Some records
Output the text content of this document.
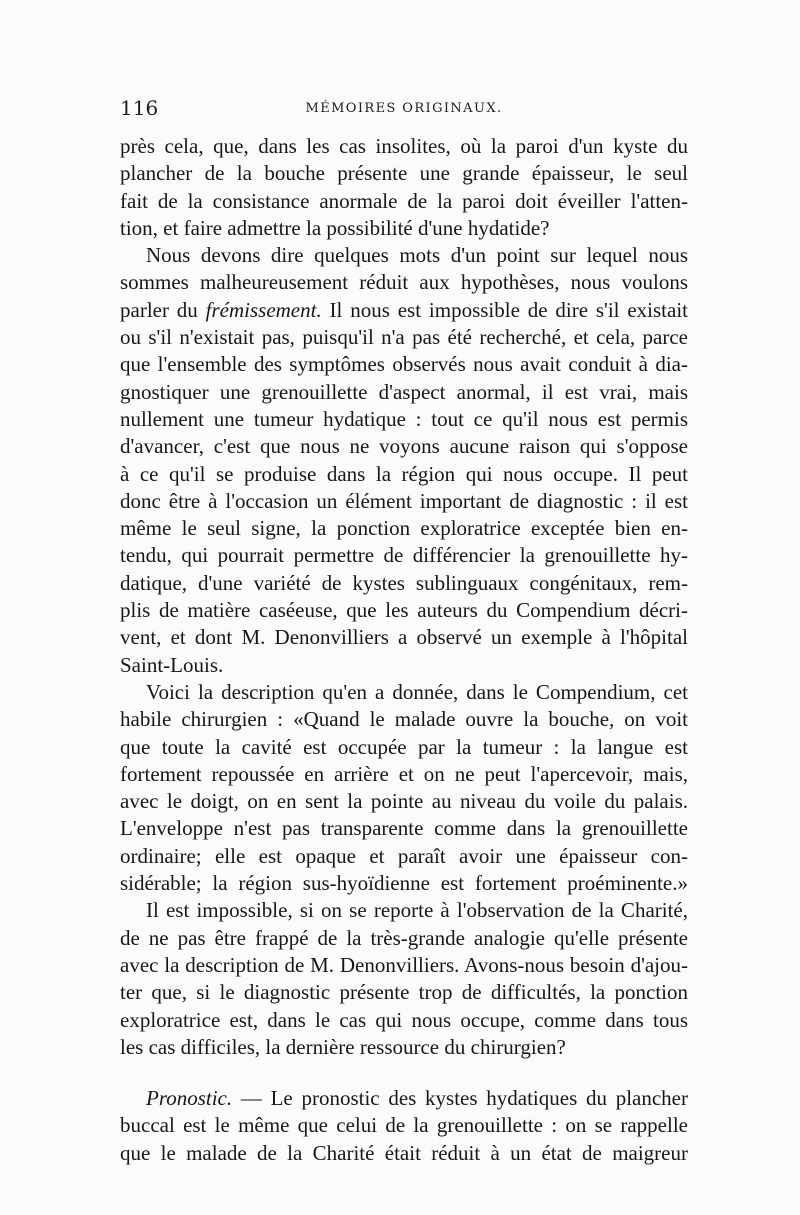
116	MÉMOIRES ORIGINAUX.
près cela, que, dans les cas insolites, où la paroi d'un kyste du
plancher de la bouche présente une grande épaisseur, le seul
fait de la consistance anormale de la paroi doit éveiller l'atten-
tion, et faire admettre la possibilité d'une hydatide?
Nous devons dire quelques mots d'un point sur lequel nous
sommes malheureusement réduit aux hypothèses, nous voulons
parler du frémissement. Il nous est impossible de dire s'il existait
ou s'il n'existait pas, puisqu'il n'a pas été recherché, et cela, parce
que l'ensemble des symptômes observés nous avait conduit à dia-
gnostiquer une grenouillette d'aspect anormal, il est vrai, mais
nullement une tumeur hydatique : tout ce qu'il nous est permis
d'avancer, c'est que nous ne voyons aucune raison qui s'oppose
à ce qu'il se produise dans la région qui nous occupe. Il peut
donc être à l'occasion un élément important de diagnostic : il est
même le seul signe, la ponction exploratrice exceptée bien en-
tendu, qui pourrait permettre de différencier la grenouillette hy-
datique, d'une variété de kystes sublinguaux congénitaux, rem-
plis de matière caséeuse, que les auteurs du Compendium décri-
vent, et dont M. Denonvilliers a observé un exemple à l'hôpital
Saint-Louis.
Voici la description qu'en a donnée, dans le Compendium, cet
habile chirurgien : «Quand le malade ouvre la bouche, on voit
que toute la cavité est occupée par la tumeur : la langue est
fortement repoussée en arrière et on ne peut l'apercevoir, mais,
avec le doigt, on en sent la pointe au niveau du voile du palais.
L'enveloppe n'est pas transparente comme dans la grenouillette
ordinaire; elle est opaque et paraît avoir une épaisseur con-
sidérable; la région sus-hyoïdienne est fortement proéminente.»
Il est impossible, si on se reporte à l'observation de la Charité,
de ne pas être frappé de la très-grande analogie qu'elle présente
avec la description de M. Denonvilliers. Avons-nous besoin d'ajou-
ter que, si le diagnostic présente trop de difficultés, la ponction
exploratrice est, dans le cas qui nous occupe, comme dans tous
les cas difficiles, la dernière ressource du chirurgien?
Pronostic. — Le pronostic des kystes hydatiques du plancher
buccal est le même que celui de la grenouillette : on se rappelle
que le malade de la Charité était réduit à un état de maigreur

▶ **SET EXERCISE**:
Can you restate all the records above word for word while dropping the pictures?

▶ **RESPONSE TO THIS TASK**:
Output the text content of this document.
116	MÉMOIRES ORIGINAUX.
près cela, que, dans les cas insolites, où la paroi d'un kyste du
plancher de la bouche présente une grande épaisseur, le seul
fait de la consistance anormale de la paroi doit éveiller l'atten-
tion, et faire admettre la possibilité d'une hydatide?
Nous devons dire quelques mots d'un point sur lequel nous
sommes malheureusement réduit aux hypothèses, nous voulons
parler du frémissement. Il nous est impossible de dire s'il existait
ou s'il n'existait pas, puisqu'il n'a pas été recherché, et cela, parce
que l'ensemble des symptômes observés nous avait conduit à dia-
gnostiquer une grenouillette d'aspect anormal, il est vrai, mais
nullement une tumeur hydatique : tout ce qu'il nous est permis
d'avancer, c'est que nous ne voyons aucune raison qui s'oppose
à ce qu'il se produise dans la région qui nous occupe. Il peut
donc être à l'occasion un élément important de diagnostic : il est
même le seul signe, la ponction exploratrice exceptée bien en-
tendu, qui pourrait permettre de différencier la grenouillette hy-
datique, d'une variété de kystes sublinguaux congénitaux, rem-
plis de matière caséeuse, que les auteurs du Compendium décri-
vent, et dont M. Denonvilliers a observé un exemple à l'hôpital
Saint-Louis.
Voici la description qu'en a donnée, dans le Compendium, cet
habile chirurgien : «Quand le malade ouvre la bouche, on voit
que toute la cavité est occupée par la tumeur : la langue est
fortement repoussée en arrière et on ne peut l'apercevoir, mais,
avec le doigt, on en sent la pointe au niveau du voile du palais.
L'enveloppe n'est pas transparente comme dans la grenouillette
ordinaire; elle est opaque et paraît avoir une épaisseur con-
sidérable; la région sus-hyoïdienne est fortement proéminente.»
Il est impossible, si on se reporte à l'observation de la Charité,
de ne pas être frappé de la très-grande analogie qu'elle présente
avec la description de M. Denonvilliers. Avons-nous besoin d'ajou-
ter que, si le diagnostic présente trop de difficultés, la ponction
exploratrice est, dans le cas qui nous occupe, comme dans tous
les cas difficiles, la dernière ressource du chirurgien?
Pronostic. — Le pronostic des kystes hydatiques du plancher
buccal est le même que celui de la grenouillette : on se rappelle
que le malade de la Charité était réduit à un état de maigreur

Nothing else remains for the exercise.